[start Raw data]

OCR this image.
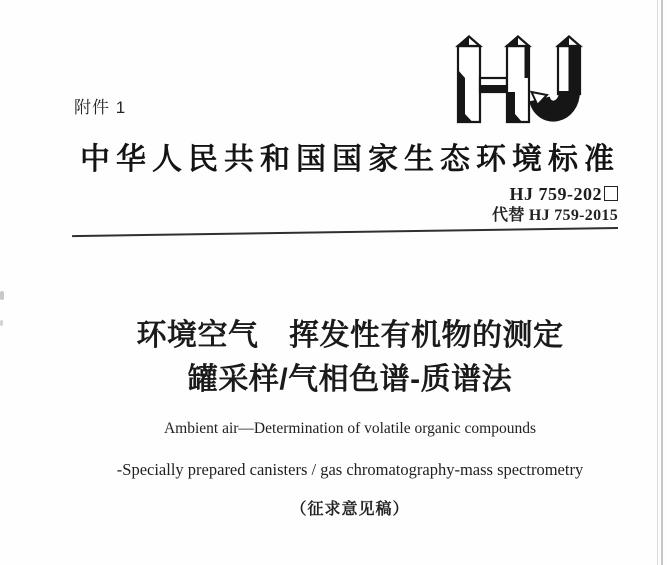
附件 1
中华人民共和国国家生态环境标准
HJ 759-202
代替 HJ 759-2015
环境空气　挥发性有机物的测定
罐采样/气相色谱-质谱法
Ambient air—Determination of volatile organic compounds
-Specially prepared canisters / gas chromatography-mass spectrometry
（征求意见稿）
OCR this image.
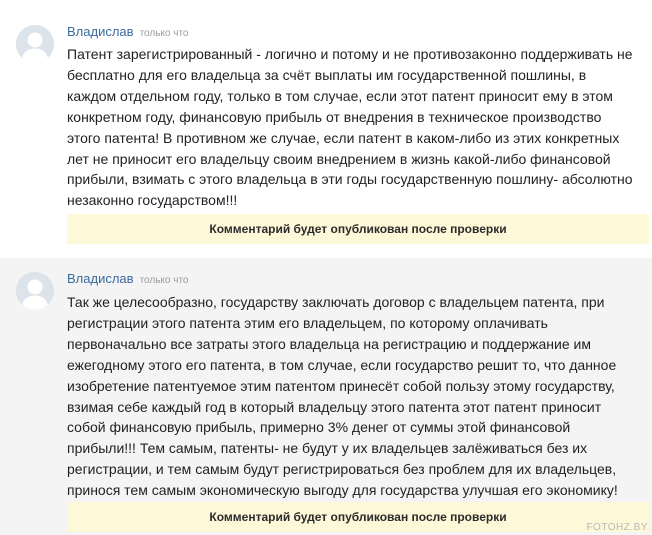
Владислав только что

Патент зарегистрированный - логично и потому и не противозаконно поддерживать не бесплатно для его владельца за счёт выплаты им государственной пошлины, в каждом отдельном году, только в том случае, если этот патент приносит ему в этом конкретном году, финансовую прибыль от внедрения в техническое производство этого патента! В противном же случае, если патент в каком-либо из этих конкретных лет не приносит его владельцу своим внедрением в жизнь какой-либо финансовой прибыли, взимать с этого владельца в эти годы государственную пошлину- абсолютно незаконно государством!!!

Комментарий будет опубликован после проверки
Владислав только что

Так же целесообразно, государству заключать договор с владельцем патента, при регистрации этого патента этим его владельцем, по которому оплачивать первоначально все затраты этого владельца на регистрацию и поддержание им ежегодному этого его патента, в том случае, если государство решит то, что данное изобретение патентуемое этим патентом принесёт собой пользу этому государству, взимая себе каждый год в который владельцу этого патента этот патент приносит собой финансовую прибыль, примерно 3% денег от суммы этой финансовой прибыли!!! Тем самым, патенты- не будут у их владельцев залёживаться без их регистрации, и тем самым будут регистрироваться без проблем для их владельцев, принося тем самым экономическую выгоду для государства улучшая его экономику!

Комментарий будет опубликован после проверки
FOTOHZ.BY
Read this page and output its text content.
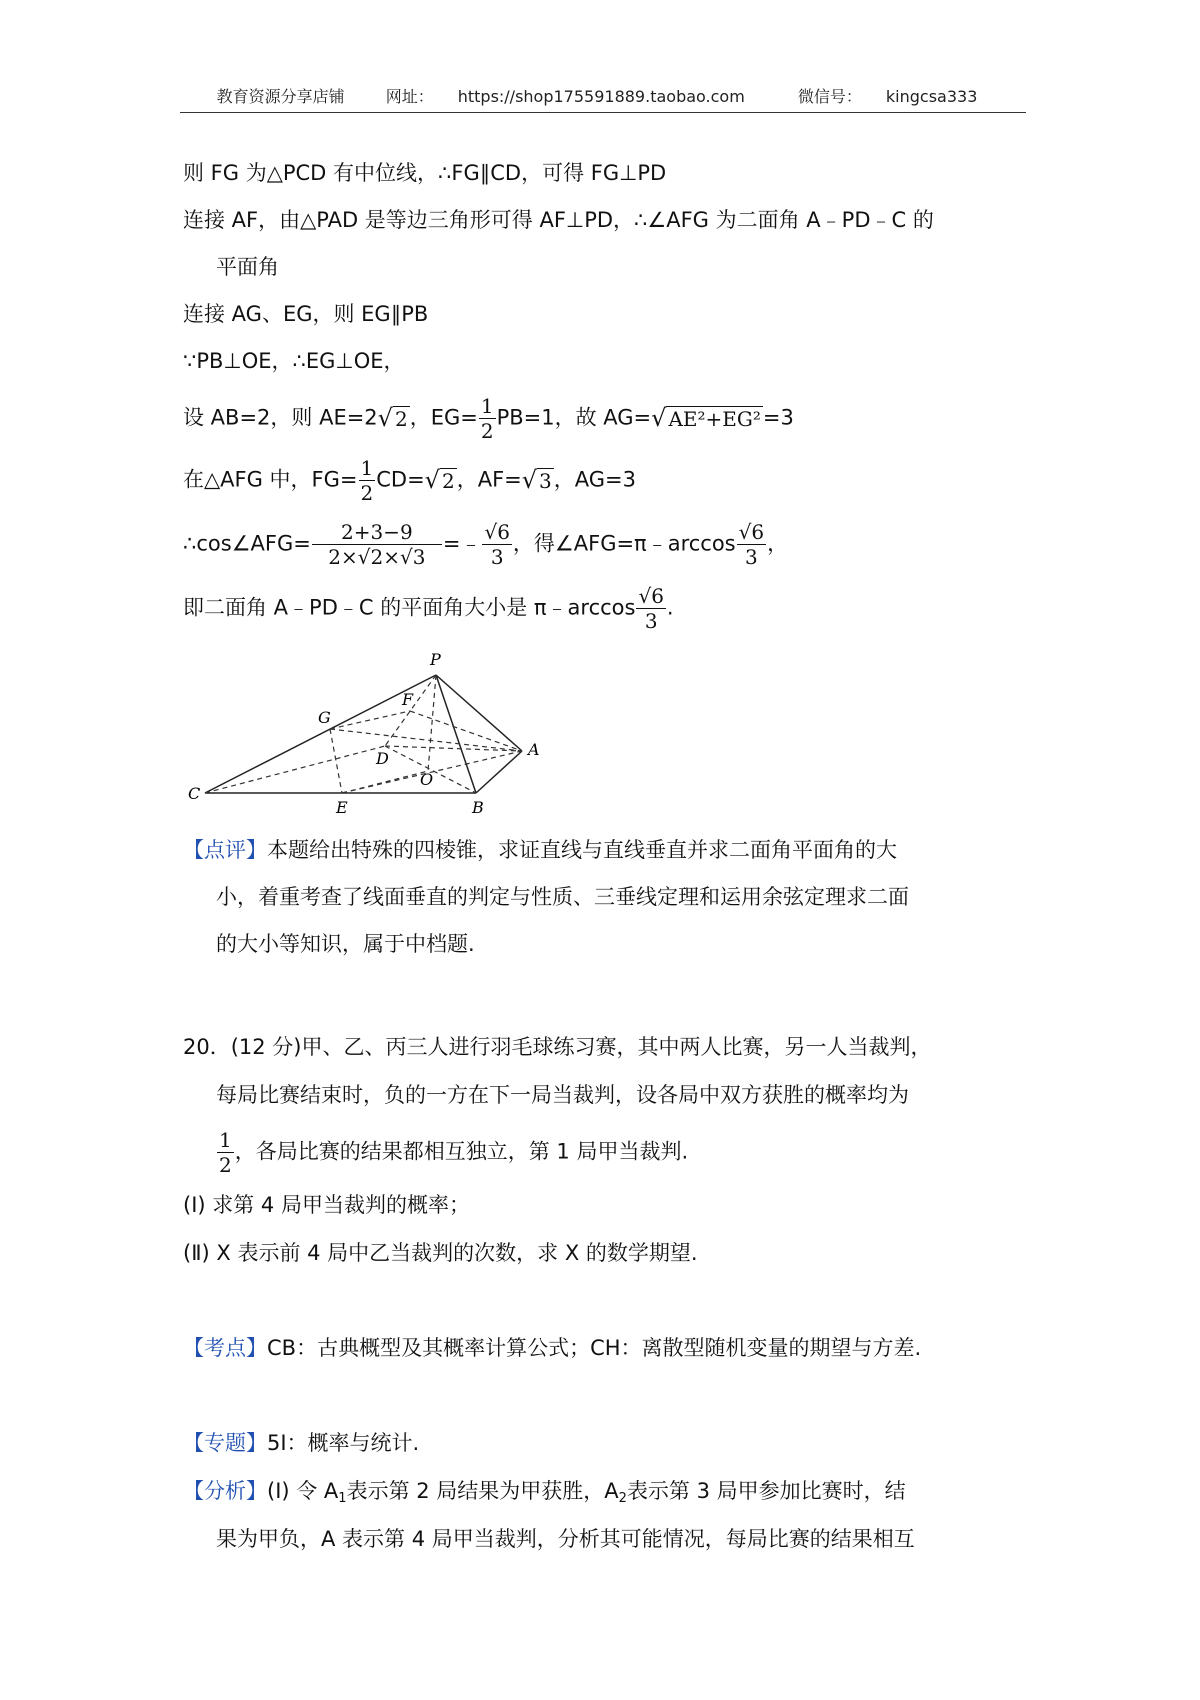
教育资源分享店铺	网址： https://shop175591889.taobao.com	微信号： kingcsa333
则 FG 为△PCD 有中位线，∴FG∥CD，可得 FG⊥PD
连接 AF，由△PAD 是等边三角形可得 AF⊥PD，∴∠AFG 为二面角 A﹣PD﹣C 的
平面角
连接 AG、EG，则 EG∥PB
∵PB⊥OE，∴EG⊥OE，
设 AB=2，则 AE=2√ 2，$EG= \frac{1}{2} PB=1$，故 AG=√ AE²+EG²=3
在△AFG 中，$FG= \frac{1}{2} CD=√$ 2，AF=√ 3，AG=3
∴cos∠AFG= $\frac{2+3-9}{2\times√2\times√3}$ =﹣ $\frac{√6}{3}$ ，得∠AFG=π﹣arccos $\frac{√6}{3}$ ，
即二面角 A﹣PD﹣C 的平面角大小是 π﹣arccos $\frac{√6}{3}$ .
P
G
F
D
O
A
C
E	B
【点评】本题给出特殊的四棱锥，求证直线与直线垂直并求二面角平面角的大
小，着重考查了线面垂直的判定与性质、三垂线定理和运用余弦定理求二面
的大小等知识，属于中档题.
20．(12 分)甲、乙、丙三人进行羽毛球练习赛，其中两人比赛，另一人当裁判，
每局比赛结束时，负的一方在下一局当裁判，设各局中双方获胜的概率均为
$\frac{1}{2}$ ，各局比赛的结果都相互独立，第 1 局甲当裁判.
(Ⅰ) 求第 4 局甲当裁判的概率；
(Ⅱ) X 表示前 4 局中乙当裁判的次数，求 X 的数学期望.
【考点】CB：古典概型及其概率计算公式；CH：离散型随机变量的期望与方差.
【专题】5I：概率与统计.
【分析】(I) 令 $A_1$表示第 2 局结果为甲获胜，$A_2$表示第 3 局甲参加比赛时，结
果为甲负，A 表示第 4 局甲当裁判，分析其可能情况，每局比赛的结果相互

[end Raw data]

__Exercise goal__: Give back each entry exactly as it appears, with no pictures.

__Worked solution__:
OCR this image.
附件 1
中华人民共和国国家生态环境标准
HJ 759-202
代替 HJ 759-2015
环境空气　挥发性有机物的测定
罐采样/气相色谱-质谱法
Ambient air—Determination of volatile organic compounds
-Specially prepared canisters / gas chromatography-mass spectrometry
（征求意见稿）
OCR this image.
Владислав только что

Патент зарегистрированный - логично и потому и не противозаконно поддерживать не бесплатно для его владельца за счёт выплаты им государственной пошлины, в каждом отдельном году, только в том случае, если этот патент приносит ему в этом конкретном году, финансовую прибыль от внедрения в техническое производство этого патента! В противном же случае, если патент в каком-либо из этих конкретных лет не приносит его владельцу своим внедрением в жизнь какой-либо финансовой прибыли, взимать с этого владельца в эти годы государственную пошлину- абсолютно незаконно государством!!!

Комментарий будет опубликован после проверки
Владислав только что

Так же целесообразно, государству заключать договор с владельцем патента, при регистрации этого патента этим его владельцем, по которому оплачивать первоначально все затраты этого владельца на регистрацию и поддержание им ежегодному этого его патента, в том случае, если государство решит то, что данное изобретение патентуемое этим патентом принесёт собой пользу этому государству, взимая себе каждый год в который владельцу этого патента этот патент приносит собой финансовую прибыль, примерно 3% денег от суммы этой финансовой прибыли!!! Тем самым, патенты- не будут у их владельцев залёживаться без их регистрации, и тем самым будут регистрироваться без проблем для их владельцев, принося тем самым экономическую выгоду для государства улучшая его экономику!

Комментарий будет опубликован после проверки
FOTOHZ.BY
Read this page and output its text content.
教育资源分享店铺	网址： https://shop175591889.taobao.com	微信号： kingcsa333
则 FG 为△PCD 有中位线，∴FG∥CD，可得 FG⊥PD
连接 AF，由△PAD 是等边三角形可得 AF⊥PD，∴∠AFG 为二面角 A﹣PD﹣C 的
平面角
连接 AG、EG，则 EG∥PB
∵PB⊥OE，∴EG⊥OE，
设 AB=2，则 AE=2√ 2，$EG= \frac{1}{2} PB=1$，故 AG=√ AE²+EG²=3
在△AFG 中，$FG= \frac{1}{2} CD=√$ 2，AF=√ 3，AG=3
∴cos∠AFG= $\frac{2+3-9}{2\times√2\times√3}$ =﹣ $\frac{√6}{3}$ ，得∠AFG=π﹣arccos $\frac{√6}{3}$ ，
即二面角 A﹣PD﹣C 的平面角大小是 π﹣arccos $\frac{√6}{3}$ .
P
G
F
D
O
A
C
E	B
【点评】本题给出特殊的四棱锥，求证直线与直线垂直并求二面角平面角的大
小，着重考查了线面垂直的判定与性质、三垂线定理和运用余弦定理求二面
的大小等知识，属于中档题.
20．(12 分)甲、乙、丙三人进行羽毛球练习赛，其中两人比赛，另一人当裁判，
每局比赛结束时，负的一方在下一局当裁判，设各局中双方获胜的概率均为
$\frac{1}{2}$ ，各局比赛的结果都相互独立，第 1 局甲当裁判.
(Ⅰ) 求第 4 局甲当裁判的概率；
(Ⅱ) X 表示前 4 局中乙当裁判的次数，求 X 的数学期望.
【考点】CB：古典概型及其概率计算公式；CH：离散型随机变量的期望与方差.
【专题】5I：概率与统计.
【分析】(I) 令 $A_1$表示第 2 局结果为甲获胜，$A_2$表示第 3 局甲参加比赛时，结
果为甲负，A 表示第 4 局甲当裁判，分析其可能情况，每局比赛的结果相互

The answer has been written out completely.